● **EXCERTO**:
________
No Brasil costuma-se confundir governo com Estado. Isto mostra o quanto somos subdesenvolvidos, em todos os sentidos, o quanto ainda misturamos o público com o privado, o quanto somos, sob muitos aspectos, uma republiqueta de bananas, na pior acepção das palavras.
Regra geral, com raras exceções, nossos governantes, em todos os níveis, acreditam que o Estado lhes pertence, que a máquina pública está ao seu serviço pessoal e não ao do povo, titular constitucional do Poder republicano, que os funcionários são servidores do governo, que é transitório, e não do ente estatal, que é permanente. E assim por diante, numa indevida e lamentável apropriação pessoal e partidária daquilo que é de todos, da Nação, enfim.
Na Paraíba, o jornal A União, pertencente ao Estado, sempre foi visto historicamente como “o jornal do governo”, qualquer governo, o que sempre o tornou, aos olhos de muitos, um jornal parcial, em que a objetividade jornalística podia a qualquer momento ser facilmente sacrificada no altar dos interesses políticos do governante de plantão. Isto é um fato. E contra fatos, diz-se, não há argumentos.
Não pretendo aqui analisar a postura de A União ao longo de sua já longa história. Por falta de competência e de espaço. Os arquivos do jornal falam por si e estão à disposição dos estudiosos e dos historiadores. Não será difícil, creio, verificar-se o grau de isenção do nosso antigo jornal, se é que existe isenção jornalística, aqui e em qualquer lugar. O que quero, tão somente, é registrar as recentes matérias do nosso jornal oficial sobre o aniversário das mortes de João Dantas e de João Suassuna, ícones do perrepismo paraibano derrotado em 1930.
Não sei se o jornal já tinha publicado anteriormente matérias semelhantes. Se sim, reconheço então que estou chegando atrasado ao assunto e peço perdão. Mas não importa, no que me toca, pois somente agora vi as referidas matérias, somente agora me surpreendi com elas, razão porque somente agora posso me manifestar a respeito.
Ninguém desconhece que nos idos de 1930 A União era não apenas “o jornal do governo” mas também – e principalmente – “o jornal do Presidente João Pessoa”, líder político que dele se servia como porta-voz, para todos os fins, como tantos outros anteriormente. Era o costume da época, reconheça-se, costume que sobrevive, em alguma medida, até os nossos dias, reconheçamos também. Sendo assim, não se pode desconhecer que, desde a morte de João Pessoa, e talvez mesmo por conta dos radicalismos decorrentes dessa morte brutal, o perrepismo nunca encontrou portas abertas no nosso jornal oficial.
________
● **DADOS FORNECIDOS**:
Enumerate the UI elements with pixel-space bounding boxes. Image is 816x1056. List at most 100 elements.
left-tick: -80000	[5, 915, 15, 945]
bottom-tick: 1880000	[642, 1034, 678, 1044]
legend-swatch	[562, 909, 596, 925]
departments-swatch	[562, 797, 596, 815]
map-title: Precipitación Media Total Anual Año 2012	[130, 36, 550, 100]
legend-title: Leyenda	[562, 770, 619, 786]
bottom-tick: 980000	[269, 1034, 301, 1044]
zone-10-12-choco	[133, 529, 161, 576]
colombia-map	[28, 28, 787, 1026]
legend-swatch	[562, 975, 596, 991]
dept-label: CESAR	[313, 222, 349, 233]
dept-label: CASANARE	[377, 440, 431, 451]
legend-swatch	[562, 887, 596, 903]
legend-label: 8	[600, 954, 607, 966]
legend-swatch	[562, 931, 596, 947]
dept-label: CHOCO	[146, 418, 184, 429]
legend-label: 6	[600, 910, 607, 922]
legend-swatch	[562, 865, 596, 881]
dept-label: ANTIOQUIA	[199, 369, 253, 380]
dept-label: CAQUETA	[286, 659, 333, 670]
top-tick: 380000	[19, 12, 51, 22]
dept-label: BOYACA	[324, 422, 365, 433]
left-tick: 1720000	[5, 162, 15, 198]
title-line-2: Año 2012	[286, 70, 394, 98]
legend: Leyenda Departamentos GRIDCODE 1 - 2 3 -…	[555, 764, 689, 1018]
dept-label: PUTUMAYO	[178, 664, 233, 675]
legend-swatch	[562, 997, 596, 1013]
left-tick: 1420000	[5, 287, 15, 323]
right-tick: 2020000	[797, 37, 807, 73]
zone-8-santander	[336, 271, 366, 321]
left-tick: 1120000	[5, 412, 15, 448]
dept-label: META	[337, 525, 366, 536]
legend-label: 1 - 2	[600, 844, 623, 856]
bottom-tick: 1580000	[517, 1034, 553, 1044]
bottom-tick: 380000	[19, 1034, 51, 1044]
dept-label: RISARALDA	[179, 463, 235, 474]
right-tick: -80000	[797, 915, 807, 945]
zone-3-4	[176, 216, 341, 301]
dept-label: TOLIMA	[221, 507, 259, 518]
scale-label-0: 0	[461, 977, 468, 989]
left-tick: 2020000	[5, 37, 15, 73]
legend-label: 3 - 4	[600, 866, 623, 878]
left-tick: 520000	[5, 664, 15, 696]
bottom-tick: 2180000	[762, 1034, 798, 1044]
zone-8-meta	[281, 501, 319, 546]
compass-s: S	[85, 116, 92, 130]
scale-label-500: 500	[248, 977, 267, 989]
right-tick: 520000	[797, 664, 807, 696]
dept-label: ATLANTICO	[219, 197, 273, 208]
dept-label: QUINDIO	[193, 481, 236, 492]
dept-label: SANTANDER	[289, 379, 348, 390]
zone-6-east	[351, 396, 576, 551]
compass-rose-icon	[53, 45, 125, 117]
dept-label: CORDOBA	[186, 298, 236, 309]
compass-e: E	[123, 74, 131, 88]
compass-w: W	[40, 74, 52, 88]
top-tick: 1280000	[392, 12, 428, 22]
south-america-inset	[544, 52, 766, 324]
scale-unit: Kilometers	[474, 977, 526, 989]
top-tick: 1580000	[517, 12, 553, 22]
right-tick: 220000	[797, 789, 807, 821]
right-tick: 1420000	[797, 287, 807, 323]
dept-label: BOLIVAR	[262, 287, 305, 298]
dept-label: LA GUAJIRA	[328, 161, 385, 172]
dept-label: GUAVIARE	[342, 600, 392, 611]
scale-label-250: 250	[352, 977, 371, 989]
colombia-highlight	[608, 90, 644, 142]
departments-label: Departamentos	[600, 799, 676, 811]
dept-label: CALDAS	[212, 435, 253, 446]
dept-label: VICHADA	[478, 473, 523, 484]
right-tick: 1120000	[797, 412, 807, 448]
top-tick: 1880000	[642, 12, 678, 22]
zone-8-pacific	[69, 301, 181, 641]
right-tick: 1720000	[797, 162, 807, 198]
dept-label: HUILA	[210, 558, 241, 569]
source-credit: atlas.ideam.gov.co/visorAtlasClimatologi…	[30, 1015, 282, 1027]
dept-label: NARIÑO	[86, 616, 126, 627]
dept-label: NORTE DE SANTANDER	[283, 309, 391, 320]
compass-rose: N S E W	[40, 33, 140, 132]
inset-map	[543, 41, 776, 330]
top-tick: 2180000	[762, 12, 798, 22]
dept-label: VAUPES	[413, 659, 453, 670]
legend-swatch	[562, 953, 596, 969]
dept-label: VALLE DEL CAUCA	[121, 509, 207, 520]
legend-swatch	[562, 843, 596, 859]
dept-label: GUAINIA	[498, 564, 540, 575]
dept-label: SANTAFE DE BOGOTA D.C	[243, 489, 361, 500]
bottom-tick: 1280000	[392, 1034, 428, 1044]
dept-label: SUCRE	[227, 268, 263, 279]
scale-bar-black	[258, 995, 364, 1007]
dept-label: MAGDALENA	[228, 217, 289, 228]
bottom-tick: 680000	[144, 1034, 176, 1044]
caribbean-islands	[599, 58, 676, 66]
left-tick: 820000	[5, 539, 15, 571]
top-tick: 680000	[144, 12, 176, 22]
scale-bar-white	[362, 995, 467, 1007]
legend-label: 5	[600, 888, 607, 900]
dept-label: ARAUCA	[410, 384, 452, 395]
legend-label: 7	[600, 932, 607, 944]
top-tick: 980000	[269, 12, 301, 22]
________
● **REQUISITOS DO EXERCÍCIO**:
1 – Reproduza sem alterações o trecho do excerto sobre o jornal A União, começando por "Não pretendo aqui" e seguindo até "manifestar a respeito.".
2 – Retome o excerto sobre o jornal A União a partir do ponto em que termina e dê continuidade a ele.
Os registros constituem um material à parte, independente do excerto.

● **RESPOSTAS**:
1 –
Não pretendo aqui analisar a postura de A União ao longo de sua já longa história. Por falta de competência e de espaço. Os arquivos do jornal falam por si e estão à disposição dos estudiosos e dos historiadores. Não será difícil, creio, verificar-se o grau de isenção do nosso antigo jornal, se é que existe isenção jornalística, aqui e em qualquer lugar. O que quero, tão somente, é registrar as recentes matérias do nosso jornal oficial sobre o aniversário das mortes de João Dantas e de João Suassuna, ícones do perrepismo paraibano derrotado em 1930.
Não sei se o jornal já tinha publicado anteriormente matérias semelhantes. Se sim, reconheço então que estou chegando atrasado ao assunto e peço perdão. Mas não importa, no que me toca, pois somente agora vi as referidas matérias, somente agora me surpreendi com elas, razão porque somente agora posso me manifestar a respeito.

2 –
Pelo contrário. A União, sabe-se, sempre tem sido, a partir de 1930, uma tribuna de que os “liberais” têm se servido, praticamente com exclusividade, para afirmar e reafirmar sua vitória. O que também não se pretende discutir aqui, já que sabemos todos que, se os vitoriosos de 30 fossem outros, o cenário não seria muito diferente. Mas isto não vem ao caso agora. Importa-me apenas as duas matérias sobre dois dos três Joões da Paraíba, uma sobre João Dantas e a outra sobre João Suassuna. Para mim, um senhor acontecimento.
O fato, como disse, é que me surpreenderam as citadas matérias sobre os dois ilustres mortos perrepistas num jornal que tem sido associado historicamente aos “liberais” de 1930. Uma boa surpresa, devo dizer. Pois para mim isto significa que A União alcançou, enfim, depois de 90 anos, a imparcialidade possível – e desejada – sobre acontecimentos e personagens que tanto marcaram a nossa história.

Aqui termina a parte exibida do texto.